Material provided:
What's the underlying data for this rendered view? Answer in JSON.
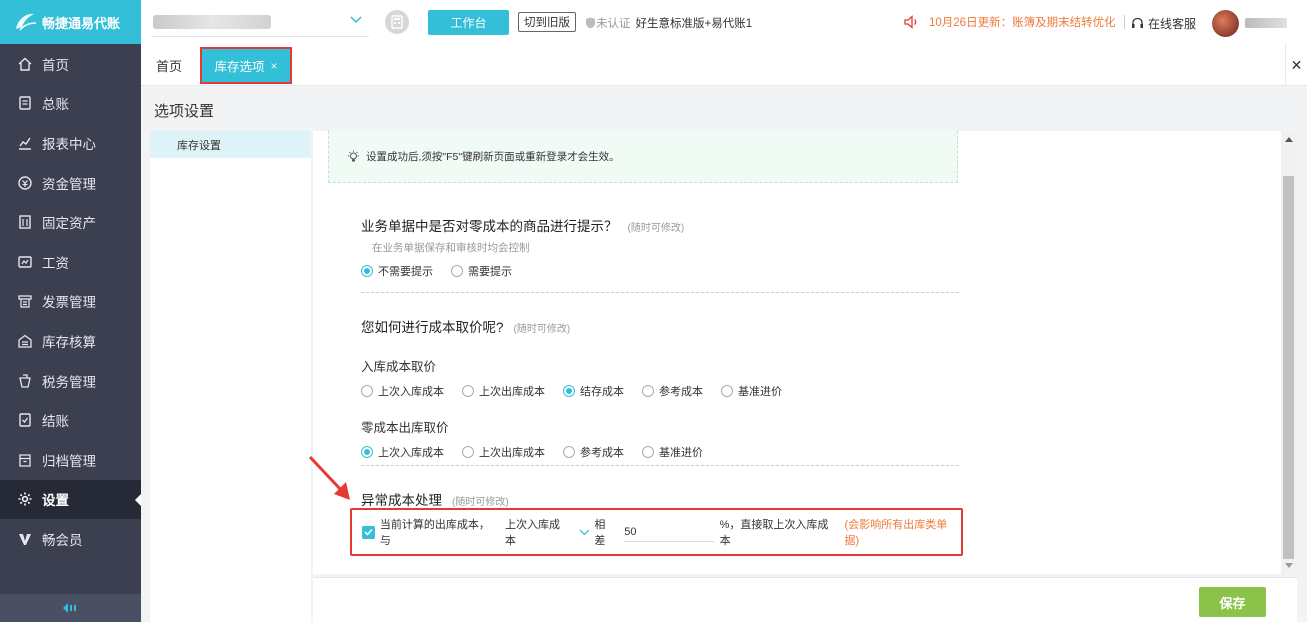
{
  "sidebar": {
    "logo": "畅捷通易代账",
    "items": [
      {
        "label": "首页",
        "icon": "home-icon"
      },
      {
        "label": "总账",
        "icon": "ledger-icon"
      },
      {
        "label": "报表中心",
        "icon": "chart-icon"
      },
      {
        "label": "资金管理",
        "icon": "fund-icon"
      },
      {
        "label": "固定资产",
        "icon": "building-icon"
      },
      {
        "label": "工资",
        "icon": "salary-icon"
      },
      {
        "label": "发票管理",
        "icon": "invoice-icon"
      },
      {
        "label": "库存核算",
        "icon": "warehouse-icon"
      },
      {
        "label": "税务管理",
        "icon": "tax-icon"
      },
      {
        "label": "结账",
        "icon": "checkout-icon"
      },
      {
        "label": "归档管理",
        "icon": "archive-icon"
      },
      {
        "label": "设置",
        "icon": "gear-icon"
      },
      {
        "label": "畅会员",
        "icon": "vip-icon"
      }
    ],
    "active_index": 11
  },
  "header": {
    "workbench_label": "工作台",
    "old_version_label": "切到旧版",
    "cert_status": "未认证",
    "product_name": "好生意标准版+易代账1",
    "notice": "10月26日更新：账簿及期末结转优化",
    "support_label": "在线客服"
  },
  "tabs": {
    "home": "首页",
    "active": "库存选项",
    "close_glyph": "×"
  },
  "page": {
    "title": "选项设置",
    "tree_item": "库存设置",
    "tip": "设置成功后,须按\"F5\"键刷新页面或重新登录才会生效。"
  },
  "q1": {
    "title": "业务单据中是否对零成本的商品进行提示？",
    "hint": "(随时可修改)",
    "sub": "在业务单据保存和审核时均会控制",
    "options": [
      "不需要提示",
      "需要提示"
    ],
    "selected": 0
  },
  "q2": {
    "title": "您如何进行成本取价呢?",
    "hint": "(随时可修改)",
    "inbound_label": "入库成本取价",
    "inbound_options": [
      "上次入库成本",
      "上次出库成本",
      "结存成本",
      "参考成本",
      "基准进价"
    ],
    "inbound_selected": 2,
    "zero_label": "零成本出库取价",
    "zero_options": [
      "上次入库成本",
      "上次出库成本",
      "参考成本",
      "基准进价"
    ],
    "zero_selected": 0
  },
  "q3": {
    "title": "异常成本处理",
    "hint": "(随时可修改)",
    "checked": true,
    "prefix": "当前计算的出库成本，与",
    "select_value": "上次入库成本",
    "diff_label": "相差",
    "diff_value": "50",
    "suffix": "%，直接取上次入库成本",
    "warning": "(会影响所有出库类单据)"
  },
  "footer": {
    "save_label": "保存"
  },
  "colors": {
    "accent": "#33bfd8",
    "sidebar_bg": "#3b3f50",
    "save_green": "#8bc34a",
    "warning_orange": "#ef7a3b",
    "highlight_red": "#e53935"
  }
}
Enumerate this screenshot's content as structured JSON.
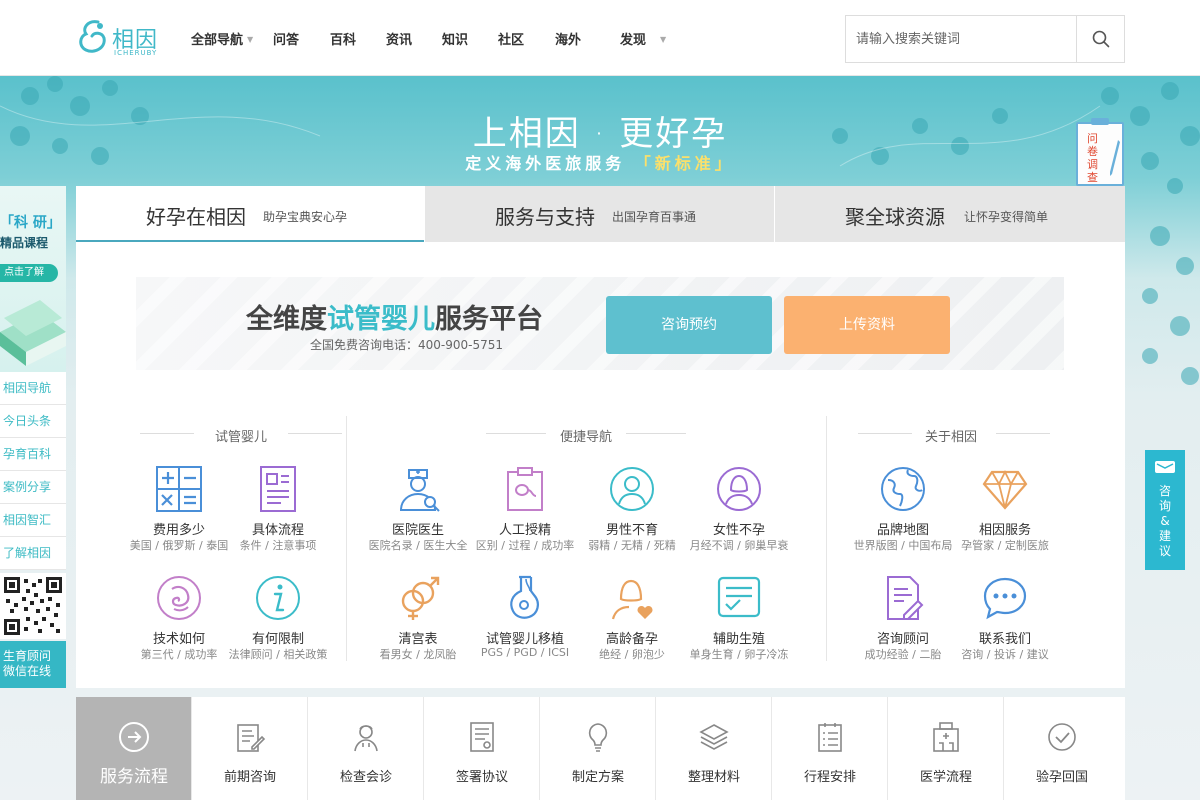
{
  "brand": {
    "name": "相因",
    "sub": "ICHERUBY",
    "color": "#40b8c8"
  },
  "nav": {
    "items": [
      "全部导航",
      "问答",
      "百科",
      "资讯",
      "知识",
      "社区",
      "海外",
      "发现"
    ]
  },
  "search": {
    "placeholder": "请输入搜索关键词",
    "icon": "search-icon"
  },
  "banner": {
    "title": "上相因 · 更好孕",
    "sub_prefix": "定义海外医旅服务",
    "sub_highlight": "「新标准」"
  },
  "survey": {
    "label": "问卷调查"
  },
  "feedback": {
    "label": "咨询&建议"
  },
  "left_sidebar": {
    "promo_line1": "「科 研」",
    "promo_line2": "精品课程",
    "promo_btn": "点击了解",
    "items": [
      "相因导航",
      "今日头条",
      "孕育百科",
      "案例分享",
      "相因智汇",
      "了解相因"
    ],
    "wechat_line1": "生育顾问",
    "wechat_line2": "微信在线"
  },
  "tabs": [
    {
      "title": "好孕在相因",
      "sub": "助孕宝典安心孕"
    },
    {
      "title": "服务与支持",
      "sub": "出国孕育百事通"
    },
    {
      "title": "聚全球资源",
      "sub": "让怀孕变得简单"
    }
  ],
  "promo_panel": {
    "title_prefix": "全维度",
    "title_highlight": "试管婴儿",
    "title_suffix": "服务平台",
    "phone": "全国免费咨询电话：400-900-5751",
    "consult_btn": "咨询预约",
    "upload_btn": "上传资料"
  },
  "sections": {
    "ivf": {
      "title": "试管婴儿",
      "items": [
        {
          "label": "费用多少",
          "sub": "美国 / 俄罗斯 / 泰国",
          "icon": "calculator-icon"
        },
        {
          "label": "具体流程",
          "sub": "条件 / 注意事项",
          "icon": "document-icon"
        },
        {
          "label": "技术如何",
          "sub": "第三代 / 成功率",
          "icon": "embryo-icon"
        },
        {
          "label": "有何限制",
          "sub": "法律顾问 / 相关政策",
          "icon": "info-icon"
        }
      ]
    },
    "quick": {
      "title": "便捷导航",
      "items": [
        {
          "label": "医院医生",
          "sub": "医院名录 / 医生大全",
          "icon": "doctor-icon"
        },
        {
          "label": "人工授精",
          "sub": "区别 / 过程 / 成功率",
          "icon": "sperm-icon"
        },
        {
          "label": "男性不育",
          "sub": "弱精 / 无精 / 死精",
          "icon": "male-icon"
        },
        {
          "label": "女性不孕",
          "sub": "月经不调 / 卵巢早衰",
          "icon": "female-icon"
        },
        {
          "label": "清宫表",
          "sub": "看男女 / 龙凤胎",
          "icon": "gender-icon"
        },
        {
          "label": "试管婴儿移植",
          "sub": "PGS / PGD / ICSI",
          "icon": "flask-icon"
        },
        {
          "label": "高龄备孕",
          "sub": "绝经 / 卵泡少",
          "icon": "woman-heart-icon"
        },
        {
          "label": "辅助生殖",
          "sub": "单身生育 / 卵子冷冻",
          "icon": "checklist-icon"
        }
      ]
    },
    "about": {
      "title": "关于相因",
      "items": [
        {
          "label": "品牌地图",
          "sub": "世界版图 / 中国布局",
          "icon": "globe-icon"
        },
        {
          "label": "相因服务",
          "sub": "孕管家 / 定制医旅",
          "icon": "diamond-icon"
        },
        {
          "label": "咨询顾问",
          "sub": "成功经验 / 二胎",
          "icon": "edit-doc-icon"
        },
        {
          "label": "联系我们",
          "sub": "咨询 / 投诉 / 建议",
          "icon": "chat-icon"
        }
      ]
    }
  },
  "bottom_steps": [
    {
      "label": "服务流程",
      "icon": "arrow-right-circle-icon"
    },
    {
      "label": "前期咨询",
      "icon": "note-edit-icon"
    },
    {
      "label": "检查会诊",
      "icon": "doctor-avatar-icon"
    },
    {
      "label": "签署协议",
      "icon": "contract-icon"
    },
    {
      "label": "制定方案",
      "icon": "lightbulb-icon"
    },
    {
      "label": "整理材料",
      "icon": "layers-icon"
    },
    {
      "label": "行程安排",
      "icon": "schedule-icon"
    },
    {
      "label": "医学流程",
      "icon": "hospital-icon"
    },
    {
      "label": "验孕回国",
      "icon": "check-circle-icon"
    }
  ],
  "colors": {
    "teal": "#3bbcc9",
    "orange": "#fbb170",
    "accent_blue": "#4aa8be",
    "purple": "#9b6bd3",
    "pink": "#c27fc9"
  }
}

Task to complete: From the records given above, reproduce all text exactly and exclude each picture.

Written solution:
What's the underlying data for this rendered view? Answer in JSON.
{
  "sidebar": {
    "logo": "畅捷通易代账",
    "items": [
      {
        "label": "首页",
        "icon": "home-icon"
      },
      {
        "label": "总账",
        "icon": "ledger-icon"
      },
      {
        "label": "报表中心",
        "icon": "chart-icon"
      },
      {
        "label": "资金管理",
        "icon": "fund-icon"
      },
      {
        "label": "固定资产",
        "icon": "building-icon"
      },
      {
        "label": "工资",
        "icon": "salary-icon"
      },
      {
        "label": "发票管理",
        "icon": "invoice-icon"
      },
      {
        "label": "库存核算",
        "icon": "warehouse-icon"
      },
      {
        "label": "税务管理",
        "icon": "tax-icon"
      },
      {
        "label": "结账",
        "icon": "checkout-icon"
      },
      {
        "label": "归档管理",
        "icon": "archive-icon"
      },
      {
        "label": "设置",
        "icon": "gear-icon"
      },
      {
        "label": "畅会员",
        "icon": "vip-icon"
      }
    ],
    "active_index": 11
  },
  "header": {
    "workbench_label": "工作台",
    "old_version_label": "切到旧版",
    "cert_status": "未认证",
    "product_name": "好生意标准版+易代账1",
    "notice": "10月26日更新：账簿及期末结转优化",
    "support_label": "在线客服"
  },
  "tabs": {
    "home": "首页",
    "active": "库存选项",
    "close_glyph": "×"
  },
  "page": {
    "title": "选项设置",
    "tree_item": "库存设置",
    "tip": "设置成功后,须按\"F5\"键刷新页面或重新登录才会生效。"
  },
  "q1": {
    "title": "业务单据中是否对零成本的商品进行提示？",
    "hint": "(随时可修改)",
    "sub": "在业务单据保存和审核时均会控制",
    "options": [
      "不需要提示",
      "需要提示"
    ],
    "selected": 0
  },
  "q2": {
    "title": "您如何进行成本取价呢?",
    "hint": "(随时可修改)",
    "inbound_label": "入库成本取价",
    "inbound_options": [
      "上次入库成本",
      "上次出库成本",
      "结存成本",
      "参考成本",
      "基准进价"
    ],
    "inbound_selected": 2,
    "zero_label": "零成本出库取价",
    "zero_options": [
      "上次入库成本",
      "上次出库成本",
      "参考成本",
      "基准进价"
    ],
    "zero_selected": 0
  },
  "q3": {
    "title": "异常成本处理",
    "hint": "(随时可修改)",
    "checked": true,
    "prefix": "当前计算的出库成本，与",
    "select_value": "上次入库成本",
    "diff_label": "相差",
    "diff_value": "50",
    "suffix": "%，直接取上次入库成本",
    "warning": "(会影响所有出库类单据)"
  },
  "footer": {
    "save_label": "保存"
  },
  "colors": {
    "accent": "#33bfd8",
    "sidebar_bg": "#3b3f50",
    "save_green": "#8bc34a",
    "warning_orange": "#ef7a3b",
    "highlight_red": "#e53935"
  }
}
Enumerate this screenshot's content as structured JSON.
{
  "brand": {
    "name": "相因",
    "sub": "ICHERUBY",
    "color": "#40b8c8"
  },
  "nav": {
    "items": [
      "全部导航",
      "问答",
      "百科",
      "资讯",
      "知识",
      "社区",
      "海外",
      "发现"
    ]
  },
  "search": {
    "placeholder": "请输入搜索关键词",
    "icon": "search-icon"
  },
  "banner": {
    "title": "上相因 · 更好孕",
    "sub_prefix": "定义海外医旅服务",
    "sub_highlight": "「新标准」"
  },
  "survey": {
    "label": "问卷调查"
  },
  "feedback": {
    "label": "咨询&建议"
  },
  "left_sidebar": {
    "promo_line1": "「科 研」",
    "promo_line2": "精品课程",
    "promo_btn": "点击了解",
    "items": [
      "相因导航",
      "今日头条",
      "孕育百科",
      "案例分享",
      "相因智汇",
      "了解相因"
    ],
    "wechat_line1": "生育顾问",
    "wechat_line2": "微信在线"
  },
  "tabs": [
    {
      "title": "好孕在相因",
      "sub": "助孕宝典安心孕"
    },
    {
      "title": "服务与支持",
      "sub": "出国孕育百事通"
    },
    {
      "title": "聚全球资源",
      "sub": "让怀孕变得简单"
    }
  ],
  "promo_panel": {
    "title_prefix": "全维度",
    "title_highlight": "试管婴儿",
    "title_suffix": "服务平台",
    "phone": "全国免费咨询电话：400-900-5751",
    "consult_btn": "咨询预约",
    "upload_btn": "上传资料"
  },
  "sections": {
    "ivf": {
      "title": "试管婴儿",
      "items": [
        {
          "label": "费用多少",
          "sub": "美国 / 俄罗斯 / 泰国",
          "icon": "calculator-icon"
        },
        {
          "label": "具体流程",
          "sub": "条件 / 注意事项",
          "icon": "document-icon"
        },
        {
          "label": "技术如何",
          "sub": "第三代 / 成功率",
          "icon": "embryo-icon"
        },
        {
          "label": "有何限制",
          "sub": "法律顾问 / 相关政策",
          "icon": "info-icon"
        }
      ]
    },
    "quick": {
      "title": "便捷导航",
      "items": [
        {
          "label": "医院医生",
          "sub": "医院名录 / 医生大全",
          "icon": "doctor-icon"
        },
        {
          "label": "人工授精",
          "sub": "区别 / 过程 / 成功率",
          "icon": "sperm-icon"
        },
        {
          "label": "男性不育",
          "sub": "弱精 / 无精 / 死精",
          "icon": "male-icon"
        },
        {
          "label": "女性不孕",
          "sub": "月经不调 / 卵巢早衰",
          "icon": "female-icon"
        },
        {
          "label": "清宫表",
          "sub": "看男女 / 龙凤胎",
          "icon": "gender-icon"
        },
        {
          "label": "试管婴儿移植",
          "sub": "PGS / PGD / ICSI",
          "icon": "flask-icon"
        },
        {
          "label": "高龄备孕",
          "sub": "绝经 / 卵泡少",
          "icon": "woman-heart-icon"
        },
        {
          "label": "辅助生殖",
          "sub": "单身生育 / 卵子冷冻",
          "icon": "checklist-icon"
        }
      ]
    },
    "about": {
      "title": "关于相因",
      "items": [
        {
          "label": "品牌地图",
          "sub": "世界版图 / 中国布局",
          "icon": "globe-icon"
        },
        {
          "label": "相因服务",
          "sub": "孕管家 / 定制医旅",
          "icon": "diamond-icon"
        },
        {
          "label": "咨询顾问",
          "sub": "成功经验 / 二胎",
          "icon": "edit-doc-icon"
        },
        {
          "label": "联系我们",
          "sub": "咨询 / 投诉 / 建议",
          "icon": "chat-icon"
        }
      ]
    }
  },
  "bottom_steps": [
    {
      "label": "服务流程",
      "icon": "arrow-right-circle-icon"
    },
    {
      "label": "前期咨询",
      "icon": "note-edit-icon"
    },
    {
      "label": "检查会诊",
      "icon": "doctor-avatar-icon"
    },
    {
      "label": "签署协议",
      "icon": "contract-icon"
    },
    {
      "label": "制定方案",
      "icon": "lightbulb-icon"
    },
    {
      "label": "整理材料",
      "icon": "layers-icon"
    },
    {
      "label": "行程安排",
      "icon": "schedule-icon"
    },
    {
      "label": "医学流程",
      "icon": "hospital-icon"
    },
    {
      "label": "验孕回国",
      "icon": "check-circle-icon"
    }
  ],
  "colors": {
    "teal": "#3bbcc9",
    "orange": "#fbb170",
    "accent_blue": "#4aa8be",
    "purple": "#9b6bd3",
    "pink": "#c27fc9"
  }
}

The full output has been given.